■ The problem: Copy the records from the start through the line containing "arrow-urine-down-open xyxy=(362,353,380,365)", both ends included, and put "note" wherever "annotation" appears, leaving everything else unchanged.

-- -- --

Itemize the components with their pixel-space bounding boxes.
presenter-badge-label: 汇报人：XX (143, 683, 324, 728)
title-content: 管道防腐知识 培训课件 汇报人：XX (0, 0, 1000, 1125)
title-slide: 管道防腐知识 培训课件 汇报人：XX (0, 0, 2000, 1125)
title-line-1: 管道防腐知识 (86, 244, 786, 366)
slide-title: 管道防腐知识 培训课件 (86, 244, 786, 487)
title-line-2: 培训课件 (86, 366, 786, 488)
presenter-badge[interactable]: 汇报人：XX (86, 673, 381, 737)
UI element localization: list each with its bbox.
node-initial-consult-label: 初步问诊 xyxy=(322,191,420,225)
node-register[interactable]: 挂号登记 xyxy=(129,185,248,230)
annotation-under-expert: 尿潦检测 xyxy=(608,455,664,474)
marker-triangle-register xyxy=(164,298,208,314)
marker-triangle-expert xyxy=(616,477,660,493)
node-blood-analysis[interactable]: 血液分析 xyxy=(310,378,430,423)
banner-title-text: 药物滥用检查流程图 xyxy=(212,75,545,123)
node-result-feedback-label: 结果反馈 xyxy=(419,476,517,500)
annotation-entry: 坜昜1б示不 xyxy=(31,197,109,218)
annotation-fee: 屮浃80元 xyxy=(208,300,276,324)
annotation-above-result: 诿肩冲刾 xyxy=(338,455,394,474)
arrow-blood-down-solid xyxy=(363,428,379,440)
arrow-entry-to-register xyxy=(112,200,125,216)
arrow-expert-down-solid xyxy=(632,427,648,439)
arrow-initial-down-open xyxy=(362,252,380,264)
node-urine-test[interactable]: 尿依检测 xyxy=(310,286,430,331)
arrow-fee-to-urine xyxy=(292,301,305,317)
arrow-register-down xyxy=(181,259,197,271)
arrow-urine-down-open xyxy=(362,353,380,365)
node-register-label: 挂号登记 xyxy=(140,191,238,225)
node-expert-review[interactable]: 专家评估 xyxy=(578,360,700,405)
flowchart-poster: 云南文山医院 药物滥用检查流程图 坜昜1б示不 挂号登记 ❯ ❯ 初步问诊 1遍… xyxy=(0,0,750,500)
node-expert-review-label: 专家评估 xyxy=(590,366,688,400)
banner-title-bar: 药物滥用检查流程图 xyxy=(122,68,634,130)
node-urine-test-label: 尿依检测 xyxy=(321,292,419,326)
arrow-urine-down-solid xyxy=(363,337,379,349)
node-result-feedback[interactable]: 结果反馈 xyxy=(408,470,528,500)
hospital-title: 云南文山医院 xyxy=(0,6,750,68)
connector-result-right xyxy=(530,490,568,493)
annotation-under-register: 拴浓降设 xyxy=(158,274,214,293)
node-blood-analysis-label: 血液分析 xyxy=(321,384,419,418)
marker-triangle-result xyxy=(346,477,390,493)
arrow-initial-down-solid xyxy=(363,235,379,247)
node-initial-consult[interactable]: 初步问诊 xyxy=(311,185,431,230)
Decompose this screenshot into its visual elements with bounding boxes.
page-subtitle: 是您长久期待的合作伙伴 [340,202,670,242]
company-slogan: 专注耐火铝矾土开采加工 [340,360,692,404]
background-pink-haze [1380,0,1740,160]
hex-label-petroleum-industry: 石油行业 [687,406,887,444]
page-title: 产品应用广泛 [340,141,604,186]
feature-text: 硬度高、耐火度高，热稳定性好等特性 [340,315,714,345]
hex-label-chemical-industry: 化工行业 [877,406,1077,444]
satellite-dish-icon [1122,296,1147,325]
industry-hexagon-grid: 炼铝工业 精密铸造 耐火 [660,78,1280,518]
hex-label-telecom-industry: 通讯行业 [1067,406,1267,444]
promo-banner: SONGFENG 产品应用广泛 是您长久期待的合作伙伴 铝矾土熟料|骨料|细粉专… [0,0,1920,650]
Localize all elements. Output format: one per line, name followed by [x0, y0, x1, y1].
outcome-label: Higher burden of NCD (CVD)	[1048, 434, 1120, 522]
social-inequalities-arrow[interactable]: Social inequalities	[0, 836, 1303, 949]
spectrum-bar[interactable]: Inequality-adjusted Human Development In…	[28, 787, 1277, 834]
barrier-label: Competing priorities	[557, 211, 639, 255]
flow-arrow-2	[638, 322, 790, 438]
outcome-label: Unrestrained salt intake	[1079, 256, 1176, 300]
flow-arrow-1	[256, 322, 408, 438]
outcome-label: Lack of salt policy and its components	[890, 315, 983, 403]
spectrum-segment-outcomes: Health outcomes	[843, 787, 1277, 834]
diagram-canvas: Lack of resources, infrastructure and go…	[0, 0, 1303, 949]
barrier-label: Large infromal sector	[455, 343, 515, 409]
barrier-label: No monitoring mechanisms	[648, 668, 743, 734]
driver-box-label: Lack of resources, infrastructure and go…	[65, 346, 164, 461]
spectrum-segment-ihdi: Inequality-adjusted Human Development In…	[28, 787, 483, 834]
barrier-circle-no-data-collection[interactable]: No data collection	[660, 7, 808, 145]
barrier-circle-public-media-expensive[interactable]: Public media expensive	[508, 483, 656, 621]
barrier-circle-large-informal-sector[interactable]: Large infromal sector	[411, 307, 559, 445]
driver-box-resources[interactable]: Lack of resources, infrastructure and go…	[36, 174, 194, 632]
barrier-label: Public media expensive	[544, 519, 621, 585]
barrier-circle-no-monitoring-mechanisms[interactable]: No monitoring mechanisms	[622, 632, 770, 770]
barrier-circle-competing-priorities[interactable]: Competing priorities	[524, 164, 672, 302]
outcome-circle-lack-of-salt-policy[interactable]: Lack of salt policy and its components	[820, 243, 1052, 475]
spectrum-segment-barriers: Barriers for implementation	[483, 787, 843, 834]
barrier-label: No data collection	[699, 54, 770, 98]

-- -- --

■ Result for this task:
Itemize the components with their pixel-space bounding boxes.
presenter-badge-label: 汇报人：XX (143, 683, 324, 728)
title-content: 管道防腐知识 培训课件 汇报人：XX (0, 0, 1000, 1125)
title-slide: 管道防腐知识 培训课件 汇报人：XX (0, 0, 2000, 1125)
title-line-1: 管道防腐知识 (86, 244, 786, 366)
slide-title: 管道防腐知识 培训课件 (86, 244, 786, 487)
title-line-2: 培训课件 (86, 366, 786, 488)
presenter-badge[interactable]: 汇报人：XX (86, 673, 381, 737)
UI element localization: list each with its bbox.
node-initial-consult-label: 初步问诊 xyxy=(322,191,420,225)
node-register[interactable]: 挂号登记 xyxy=(129,185,248,230)
note-under-expert: 尿潦检测 xyxy=(608,455,664,474)
marker-triangle-register xyxy=(164,298,208,314)
marker-triangle-expert xyxy=(616,477,660,493)
node-blood-analysis[interactable]: 血液分析 xyxy=(310,378,430,423)
banner-title-text: 药物滥用检查流程图 xyxy=(212,75,545,123)
node-result-feedback-label: 结果反馈 xyxy=(419,476,517,500)
note-entry: 坜昜1б示不 xyxy=(31,197,109,218)
note-fee: 屮浃80元 xyxy=(208,300,276,324)
note-above-result: 诿肩冲刾 xyxy=(338,455,394,474)
arrow-blood-down-solid xyxy=(363,428,379,440)
arrow-entry-to-register xyxy=(112,200,125,216)
arrow-expert-down-solid xyxy=(632,427,648,439)
arrow-initial-down-open xyxy=(362,252,380,264)
node-urine-test[interactable]: 尿依检测 xyxy=(310,286,430,331)
arrow-fee-to-urine xyxy=(292,301,305,317)
arrow-register-down xyxy=(181,259,197,271)
arrow-urine-down-open xyxy=(362,353,380,365)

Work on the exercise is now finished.